start Entries provided
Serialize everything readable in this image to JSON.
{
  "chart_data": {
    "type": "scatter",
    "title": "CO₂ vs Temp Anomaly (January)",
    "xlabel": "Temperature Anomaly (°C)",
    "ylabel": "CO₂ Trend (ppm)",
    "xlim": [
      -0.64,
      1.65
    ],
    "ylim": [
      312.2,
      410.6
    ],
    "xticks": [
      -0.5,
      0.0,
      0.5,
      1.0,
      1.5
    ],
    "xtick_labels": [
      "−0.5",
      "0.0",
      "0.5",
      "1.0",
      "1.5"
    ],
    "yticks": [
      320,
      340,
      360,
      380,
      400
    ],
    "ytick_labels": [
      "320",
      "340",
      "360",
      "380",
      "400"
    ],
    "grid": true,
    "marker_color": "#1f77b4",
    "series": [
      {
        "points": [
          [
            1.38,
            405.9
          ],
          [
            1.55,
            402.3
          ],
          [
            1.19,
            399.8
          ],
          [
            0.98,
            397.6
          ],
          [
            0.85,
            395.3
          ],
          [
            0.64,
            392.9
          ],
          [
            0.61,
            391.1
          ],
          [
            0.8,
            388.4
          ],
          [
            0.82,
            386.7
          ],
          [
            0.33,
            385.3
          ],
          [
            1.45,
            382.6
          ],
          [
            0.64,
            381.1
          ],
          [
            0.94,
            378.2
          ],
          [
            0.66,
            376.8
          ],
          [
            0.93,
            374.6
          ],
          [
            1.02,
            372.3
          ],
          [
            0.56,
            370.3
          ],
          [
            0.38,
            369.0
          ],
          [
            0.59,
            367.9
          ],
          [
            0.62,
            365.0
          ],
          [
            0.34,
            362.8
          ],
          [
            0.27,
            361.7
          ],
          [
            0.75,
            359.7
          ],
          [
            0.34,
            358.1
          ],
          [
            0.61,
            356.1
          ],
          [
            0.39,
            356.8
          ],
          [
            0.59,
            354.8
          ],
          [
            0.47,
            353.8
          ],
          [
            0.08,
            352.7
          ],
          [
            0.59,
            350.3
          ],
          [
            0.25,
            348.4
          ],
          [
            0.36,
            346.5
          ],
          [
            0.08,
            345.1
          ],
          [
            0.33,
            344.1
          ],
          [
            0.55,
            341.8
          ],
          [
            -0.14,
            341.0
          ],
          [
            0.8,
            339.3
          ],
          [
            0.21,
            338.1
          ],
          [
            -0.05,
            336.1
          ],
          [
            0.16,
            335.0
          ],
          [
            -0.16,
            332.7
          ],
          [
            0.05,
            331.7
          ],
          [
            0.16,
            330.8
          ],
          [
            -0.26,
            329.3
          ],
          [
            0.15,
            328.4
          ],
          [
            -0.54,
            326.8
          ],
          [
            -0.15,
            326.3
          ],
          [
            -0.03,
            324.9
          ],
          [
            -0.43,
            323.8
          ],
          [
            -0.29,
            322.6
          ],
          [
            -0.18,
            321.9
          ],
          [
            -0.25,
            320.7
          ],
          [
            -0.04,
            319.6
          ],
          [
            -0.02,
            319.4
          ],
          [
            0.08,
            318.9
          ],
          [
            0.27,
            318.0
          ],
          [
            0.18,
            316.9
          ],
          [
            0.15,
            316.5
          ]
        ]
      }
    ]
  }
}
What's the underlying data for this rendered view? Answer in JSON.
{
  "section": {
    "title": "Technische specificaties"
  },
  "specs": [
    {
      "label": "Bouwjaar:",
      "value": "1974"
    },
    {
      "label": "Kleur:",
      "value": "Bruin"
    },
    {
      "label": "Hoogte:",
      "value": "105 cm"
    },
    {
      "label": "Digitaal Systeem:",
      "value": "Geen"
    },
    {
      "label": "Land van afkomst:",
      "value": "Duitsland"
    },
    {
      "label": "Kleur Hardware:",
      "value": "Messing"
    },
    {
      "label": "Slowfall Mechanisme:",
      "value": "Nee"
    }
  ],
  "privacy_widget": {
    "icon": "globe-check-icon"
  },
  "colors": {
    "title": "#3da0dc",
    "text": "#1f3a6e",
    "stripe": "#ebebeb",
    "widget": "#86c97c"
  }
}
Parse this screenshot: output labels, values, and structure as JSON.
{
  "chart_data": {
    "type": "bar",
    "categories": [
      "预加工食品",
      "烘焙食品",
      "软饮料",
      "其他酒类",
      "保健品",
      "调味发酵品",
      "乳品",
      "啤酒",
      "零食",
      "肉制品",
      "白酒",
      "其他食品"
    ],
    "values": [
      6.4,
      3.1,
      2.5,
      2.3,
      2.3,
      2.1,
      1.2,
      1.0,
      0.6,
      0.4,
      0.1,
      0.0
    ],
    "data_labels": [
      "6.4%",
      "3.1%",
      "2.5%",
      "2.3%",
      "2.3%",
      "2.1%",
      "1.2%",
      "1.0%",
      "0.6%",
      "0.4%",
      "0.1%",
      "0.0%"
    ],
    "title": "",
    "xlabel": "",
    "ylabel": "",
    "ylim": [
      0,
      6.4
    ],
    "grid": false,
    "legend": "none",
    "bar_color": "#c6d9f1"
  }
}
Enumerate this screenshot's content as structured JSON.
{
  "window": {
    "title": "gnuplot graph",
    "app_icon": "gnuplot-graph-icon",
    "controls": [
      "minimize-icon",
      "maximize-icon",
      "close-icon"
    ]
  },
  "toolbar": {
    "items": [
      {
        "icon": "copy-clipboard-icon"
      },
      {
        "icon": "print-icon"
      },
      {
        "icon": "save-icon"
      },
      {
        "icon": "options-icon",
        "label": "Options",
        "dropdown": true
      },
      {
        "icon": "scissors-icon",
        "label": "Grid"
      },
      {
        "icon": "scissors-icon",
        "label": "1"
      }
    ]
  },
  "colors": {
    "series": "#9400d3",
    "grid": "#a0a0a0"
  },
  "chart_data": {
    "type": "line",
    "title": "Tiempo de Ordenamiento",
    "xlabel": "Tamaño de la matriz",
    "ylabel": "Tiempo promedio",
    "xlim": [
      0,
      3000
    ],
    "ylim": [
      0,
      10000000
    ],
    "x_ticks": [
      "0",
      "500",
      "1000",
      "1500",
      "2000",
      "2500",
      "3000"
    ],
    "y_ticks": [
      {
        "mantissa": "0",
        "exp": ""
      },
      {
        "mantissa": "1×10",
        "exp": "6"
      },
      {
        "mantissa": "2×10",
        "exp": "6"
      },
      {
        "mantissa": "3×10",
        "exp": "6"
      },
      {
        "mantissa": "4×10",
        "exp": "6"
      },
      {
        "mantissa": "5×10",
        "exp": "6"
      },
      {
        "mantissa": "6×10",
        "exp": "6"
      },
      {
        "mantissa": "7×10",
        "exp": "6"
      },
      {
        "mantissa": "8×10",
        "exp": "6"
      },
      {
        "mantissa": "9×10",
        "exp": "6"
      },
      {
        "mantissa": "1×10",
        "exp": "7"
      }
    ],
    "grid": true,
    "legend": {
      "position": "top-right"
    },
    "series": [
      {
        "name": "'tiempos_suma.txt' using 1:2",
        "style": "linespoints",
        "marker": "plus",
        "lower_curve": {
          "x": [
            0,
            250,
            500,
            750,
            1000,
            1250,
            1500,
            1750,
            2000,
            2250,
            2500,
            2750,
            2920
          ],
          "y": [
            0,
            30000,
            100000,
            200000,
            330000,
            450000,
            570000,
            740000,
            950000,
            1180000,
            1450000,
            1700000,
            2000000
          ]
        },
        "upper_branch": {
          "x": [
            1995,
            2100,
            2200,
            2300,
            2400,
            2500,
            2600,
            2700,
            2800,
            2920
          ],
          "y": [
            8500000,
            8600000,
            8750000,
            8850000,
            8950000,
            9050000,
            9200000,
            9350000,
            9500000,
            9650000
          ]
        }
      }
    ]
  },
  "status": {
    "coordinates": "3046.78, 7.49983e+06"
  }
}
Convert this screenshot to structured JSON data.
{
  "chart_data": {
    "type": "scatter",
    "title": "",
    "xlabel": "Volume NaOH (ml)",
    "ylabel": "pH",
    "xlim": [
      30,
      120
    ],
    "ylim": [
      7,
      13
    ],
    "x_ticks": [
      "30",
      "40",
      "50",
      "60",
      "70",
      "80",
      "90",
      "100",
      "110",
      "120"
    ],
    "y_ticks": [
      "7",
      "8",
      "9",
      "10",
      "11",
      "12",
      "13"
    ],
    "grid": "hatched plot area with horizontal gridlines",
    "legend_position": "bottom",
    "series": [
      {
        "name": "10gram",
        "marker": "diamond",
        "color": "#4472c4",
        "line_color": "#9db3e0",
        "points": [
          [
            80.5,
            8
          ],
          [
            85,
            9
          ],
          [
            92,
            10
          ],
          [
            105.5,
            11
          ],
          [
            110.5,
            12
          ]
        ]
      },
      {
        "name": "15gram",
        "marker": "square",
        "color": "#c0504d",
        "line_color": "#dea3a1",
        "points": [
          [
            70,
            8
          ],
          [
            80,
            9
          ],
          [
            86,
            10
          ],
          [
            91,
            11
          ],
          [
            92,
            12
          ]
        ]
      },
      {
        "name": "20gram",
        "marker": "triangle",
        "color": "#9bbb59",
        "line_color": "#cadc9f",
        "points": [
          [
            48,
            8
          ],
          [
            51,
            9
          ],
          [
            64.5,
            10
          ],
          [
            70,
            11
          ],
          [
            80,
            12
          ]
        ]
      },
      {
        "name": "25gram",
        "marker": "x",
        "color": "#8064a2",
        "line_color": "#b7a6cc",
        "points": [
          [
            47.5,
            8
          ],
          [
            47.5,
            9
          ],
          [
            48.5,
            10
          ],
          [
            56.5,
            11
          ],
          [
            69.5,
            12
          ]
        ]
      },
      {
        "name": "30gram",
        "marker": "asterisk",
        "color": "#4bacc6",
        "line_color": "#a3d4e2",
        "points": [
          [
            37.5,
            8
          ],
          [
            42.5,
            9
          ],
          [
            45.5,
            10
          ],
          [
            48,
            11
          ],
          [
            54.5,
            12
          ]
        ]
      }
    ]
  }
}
end Entries provided
Go through the data above and find the lines with the word "Anomaly". Copy each of those lines.

    "title": "CO₂ vs Temp Anomaly (January)",
    "xlabel": "Temperature Anomaly (°C)",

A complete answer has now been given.